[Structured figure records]

• • • • •

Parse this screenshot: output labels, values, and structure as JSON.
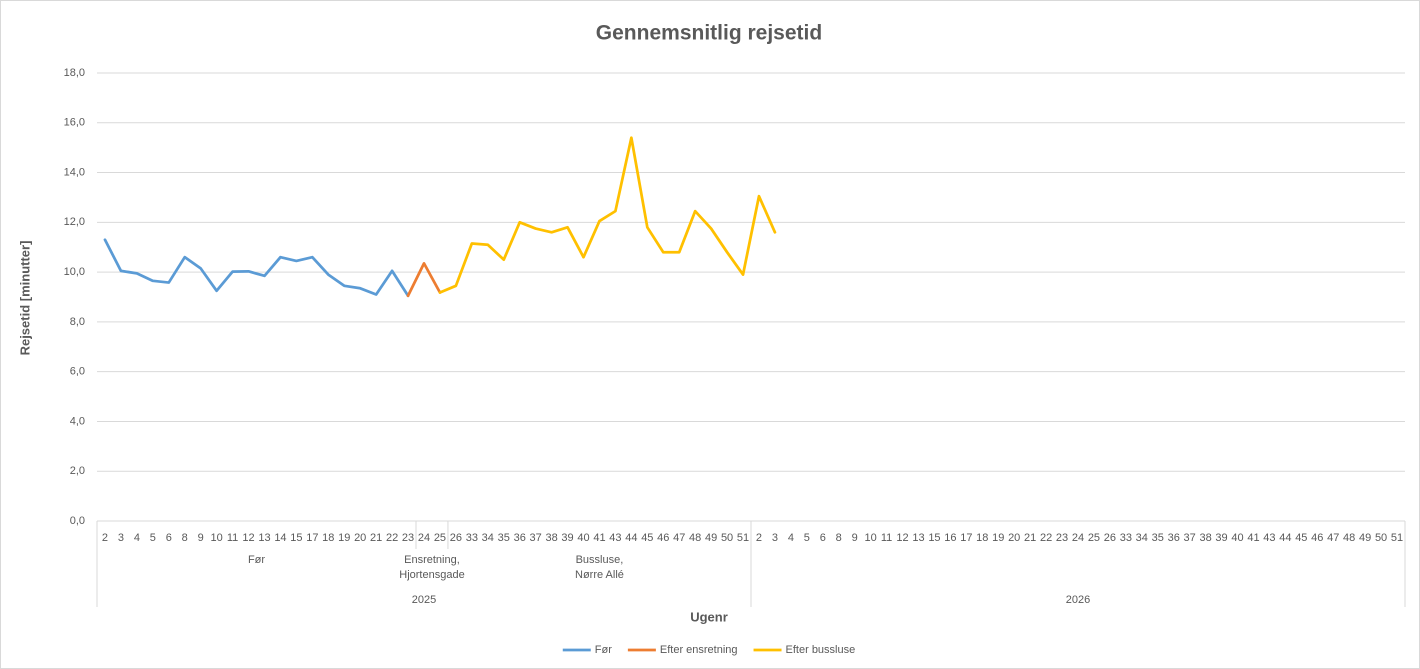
{
  "chart_data": {
    "type": "line",
    "title": "Gennemsnitlig rejsetid",
    "y_label": "Rejsetid [minutter]",
    "x_label": "Ugenr",
    "years": [
      {
        "label": "2025",
        "groups": [
          {
            "label": "Før",
            "weeks": [
              "2",
              "3",
              "4",
              "5",
              "6",
              "8",
              "9",
              "10",
              "11",
              "12",
              "13",
              "14",
              "15",
              "17",
              "18",
              "19",
              "20",
              "21",
              "22",
              "23"
            ]
          },
          {
            "label": "Ensretning,\nHjortensgade",
            "weeks": [
              "24",
              "25"
            ]
          },
          {
            "label": "Bussluse,\nNørre Allé",
            "weeks": [
              "26",
              "33",
              "34",
              "35",
              "36",
              "37",
              "38",
              "39",
              "40",
              "41",
              "43",
              "44",
              "45",
              "46",
              "47",
              "48",
              "49",
              "50",
              "51"
            ]
          }
        ]
      },
      {
        "label": "2026",
        "groups": [
          {
            "label": null,
            "weeks": [
              "2",
              "3",
              "4",
              "5",
              "6",
              "8",
              "9",
              "10",
              "11",
              "12",
              "13",
              "15",
              "16",
              "17",
              "18",
              "19",
              "20",
              "21",
              "22",
              "23",
              "24",
              "25",
              "26",
              "33",
              "34",
              "35",
              "36",
              "37",
              "38",
              "39",
              "40",
              "41",
              "43",
              "44",
              "45",
              "46",
              "47",
              "48",
              "49",
              "50",
              "51"
            ]
          }
        ]
      }
    ],
    "series": [
      {
        "name": "Før",
        "color": "#5b9bd5",
        "values": [
          11.3,
          10.05,
          9.95,
          9.65,
          9.58,
          10.6,
          10.15,
          9.25,
          10.02,
          10.03,
          9.85,
          10.6,
          10.45,
          10.6,
          9.9,
          9.45,
          9.35,
          9.1,
          10.05,
          9.05,
          null,
          null,
          null,
          null,
          null,
          null,
          null,
          null,
          null,
          null,
          null,
          null,
          null,
          null,
          null,
          null,
          null,
          null,
          null,
          null,
          null,
          null,
          null,
          null,
          null,
          null,
          null,
          null,
          null,
          null,
          null,
          null,
          null,
          null,
          null,
          null,
          null,
          null,
          null,
          null,
          null,
          null,
          null,
          null,
          null,
          null,
          null,
          null,
          null,
          null,
          null,
          null,
          null,
          null,
          null,
          null,
          null,
          null,
          null,
          null,
          null,
          null
        ]
      },
      {
        "name": "Efter ensretning",
        "color": "#ed7d31",
        "values": [
          null,
          null,
          null,
          null,
          null,
          null,
          null,
          null,
          null,
          null,
          null,
          null,
          null,
          null,
          null,
          null,
          null,
          null,
          null,
          9.05,
          10.35,
          9.18,
          null,
          null,
          null,
          null,
          null,
          null,
          null,
          null,
          null,
          null,
          null,
          null,
          null,
          null,
          null,
          null,
          null,
          null,
          null,
          null,
          null,
          null,
          null,
          null,
          null,
          null,
          null,
          null,
          null,
          null,
          null,
          null,
          null,
          null,
          null,
          null,
          null,
          null,
          null,
          null,
          null,
          null,
          null,
          null,
          null,
          null,
          null,
          null,
          null,
          null,
          null,
          null,
          null,
          null,
          null,
          null,
          null,
          null,
          null,
          null
        ]
      },
      {
        "name": "Efter bussluse",
        "color": "#ffc000",
        "values": [
          null,
          null,
          null,
          null,
          null,
          null,
          null,
          null,
          null,
          null,
          null,
          null,
          null,
          null,
          null,
          null,
          null,
          null,
          null,
          null,
          null,
          9.18,
          9.45,
          11.15,
          11.1,
          10.5,
          12.0,
          11.75,
          11.6,
          11.8,
          10.6,
          12.05,
          12.45,
          15.4,
          11.8,
          10.8,
          10.8,
          12.45,
          11.75,
          10.8,
          9.9,
          13.05,
          11.6,
          null,
          null,
          null,
          null,
          null,
          null,
          null,
          null,
          null,
          null,
          null,
          null,
          null,
          null,
          null,
          null,
          null,
          null,
          null,
          null,
          null,
          null,
          null,
          null,
          null,
          null,
          null,
          null,
          null,
          null,
          null,
          null,
          null,
          null,
          null,
          null,
          null,
          null,
          null
        ]
      }
    ],
    "ylim": [
      0,
      18
    ],
    "yticks": [
      {
        "value": 0,
        "label": "0,0"
      },
      {
        "value": 2,
        "label": "2,0"
      },
      {
        "value": 4,
        "label": "4,0"
      },
      {
        "value": 6,
        "label": "6,0"
      },
      {
        "value": 8,
        "label": "8,0"
      },
      {
        "value": 10,
        "label": "10,0"
      },
      {
        "value": 12,
        "label": "12,0"
      },
      {
        "value": 14,
        "label": "14,0"
      },
      {
        "value": 16,
        "label": "16,0"
      },
      {
        "value": 18,
        "label": "18,0"
      }
    ],
    "grid": true,
    "legend": "bottom"
  }
}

• • • • •

Exercise prompt> Search the lines above for the string "Efter", then show every one that has it.

Solution to the problem>
        "name": "Efter ensretning",
        "name": "Efter bussluse",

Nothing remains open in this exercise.